# WHAT YOU HAVE TO DO
Copy every line from the records below that holds the word "vises".

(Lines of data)

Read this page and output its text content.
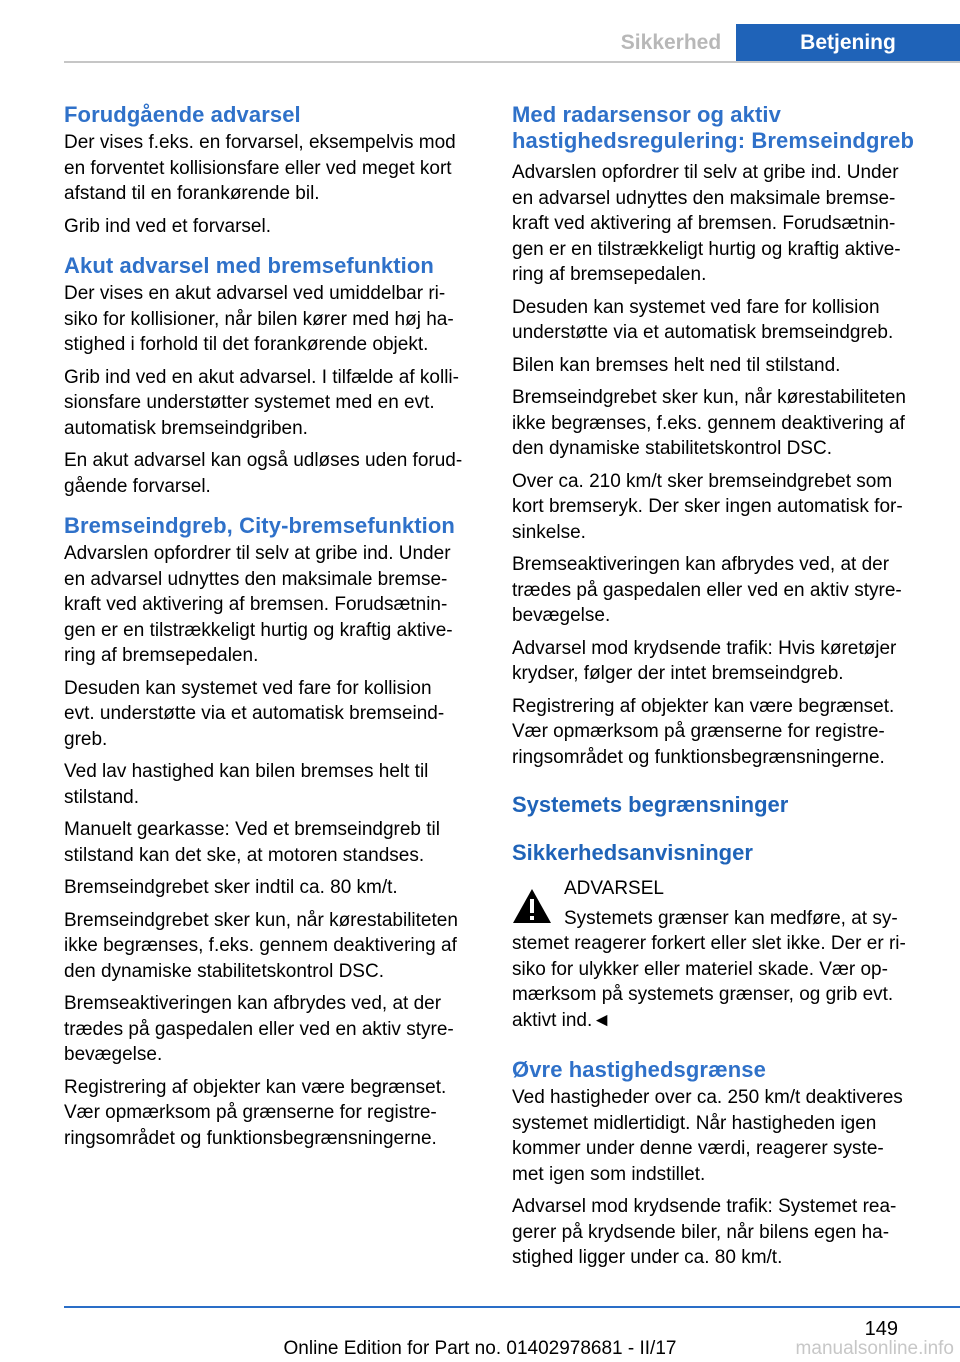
Sikkerhed	Betjening
Forudgående advarsel
Der vises f.eks. en forvarsel, eksempelvis mod
en forventet kollisionsfare eller ved meget kort
afstand til en forankørende bil.
Grib ind ved et forvarsel.
Akut advarsel med bremsefunktion
Der vises en akut advarsel ved umiddelbar ri-
siko for kollisioner, når bilen kører med høj ha-
stighed i forhold til det forankørende objekt.
Grib ind ved en akut advarsel. I tilfælde af kolli-
sionsfare understøtter systemet med en evt.
automatisk bremseindgriben.
En akut advarsel kan også udløses uden forud-
gående forvarsel.
Bremseindgreb, City-bremsefunktion
Advarslen opfordrer til selv at gribe ind. Under
en advarsel udnyttes den maksimale bremse-
kraft ved aktivering af bremsen. Forudsætnin-
gen er en tilstrækkeligt hurtig og kraftig aktive-
ring af bremsepedalen.
Desuden kan systemet ved fare for kollision
evt. understøtte via et automatisk bremseind-
greb.
Ved lav hastighed kan bilen bremses helt til
stilstand.
Manuelt gearkasse: Ved et bremseindgreb til
stilstand kan det ske, at motoren standses.
Bremseindgrebet sker indtil ca. 80 km/t.
Bremseindgrebet sker kun, når kørestabiliteten
ikke begrænses, f.eks. gennem deaktivering af
den dynamiske stabilitetskontrol DSC.
Bremseaktiveringen kan afbrydes ved, at der
trædes på gaspedalen eller ved en aktiv styre-
bevægelse.
Registrering af objekter kan være begrænset.
Vær opmærksom på grænserne for registre-
ringsområdet og funktionsbegrænsningerne.
Med radarsensor og aktiv
hastighedsregulering: Bremseindgreb
Advarslen opfordrer til selv at gribe ind. Under
en advarsel udnyttes den maksimale bremse-
kraft ved aktivering af bremsen. Forudsætnin-
gen er en tilstrækkeligt hurtig og kraftig aktive-
ring af bremsepedalen.
Desuden kan systemet ved fare for kollision
understøtte via et automatisk bremseindgreb.
Bilen kan bremses helt ned til stilstand.
Bremseindgrebet sker kun, når kørestabiliteten
ikke begrænses, f.eks. gennem deaktivering af
den dynamiske stabilitetskontrol DSC.
Over ca. 210 km/t sker bremseindgrebet som
kort bremseryk. Der sker ingen automatisk for-
sinkelse.
Bremseaktiveringen kan afbrydes ved, at der
trædes på gaspedalen eller ved en aktiv styre-
bevægelse.
Advarsel mod krydsende trafik: Hvis køretøjer
krydser, følger der intet bremseindgreb.
Registrering af objekter kan være begrænset.
Vær opmærksom på grænserne for registre-
ringsområdet og funktionsbegrænsningerne.
Systemets begrænsninger
Sikkerhedsanvisninger
ADVARSEL
Systemets grænser kan medføre, at sy-
stemet reagerer forkert eller slet ikke. Der er ri-
siko for ulykker eller materiel skade. Vær op-
mærksom på systemets grænser, og grib evt.
aktivt ind.◄
Øvre hastighedsgrænse
Ved hastigheder over ca. 250 km/t deaktiveres
systemet midlertidigt. Når hastigheden igen
kommer under denne værdi, reagerer syste-
met igen som indstillet.
Advarsel mod krydsende trafik: Systemet rea-
gerer på krydsende biler, når bilens egen ha-
stighed ligger under ca. 80 km/t.
149
Online Edition for Part no. 01402978681 - II/17	manualsonline.info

# EXPECTED ANSWER
Der vises f.eks. en forvarsel, eksempelvis mod
Der vises en akut advarsel ved umiddelbar ri-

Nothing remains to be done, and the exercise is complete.